* What you are asked to do
Leave out the pictures and repeat every record exactly.

* Raw data

_____

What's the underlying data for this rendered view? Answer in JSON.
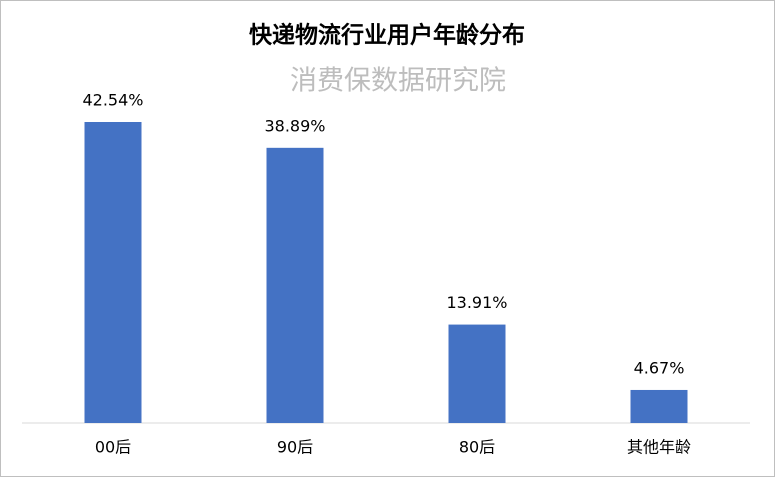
{
  "chart_data": {
    "type": "bar",
    "title": "快递物流行业用户年龄分布",
    "subtitle": "消费保数据研究院",
    "categories": [
      "00后",
      "90后",
      "80后",
      "其他年龄"
    ],
    "values": [
      42.54,
      38.89,
      13.91,
      4.67
    ],
    "value_labels": [
      "42.54%",
      "38.89%",
      "13.91%",
      "4.67%"
    ],
    "color": "#4472c4"
  }
}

_____

* Solved exercise
What's the underlying data for this rendered view? Answer in JSON.
{
  "chart_data": {
    "type": "bar",
    "title": "快递物流行业用户年龄分布",
    "subtitle": "消费保数据研究院",
    "categories": [
      "00后",
      "90后",
      "80后",
      "其他年龄"
    ],
    "values": [
      42.54,
      38.89,
      13.91,
      4.67
    ],
    "value_labels": [
      "42.54%",
      "38.89%",
      "13.91%",
      "4.67%"
    ],
    "color": "#4472c4"
  }
}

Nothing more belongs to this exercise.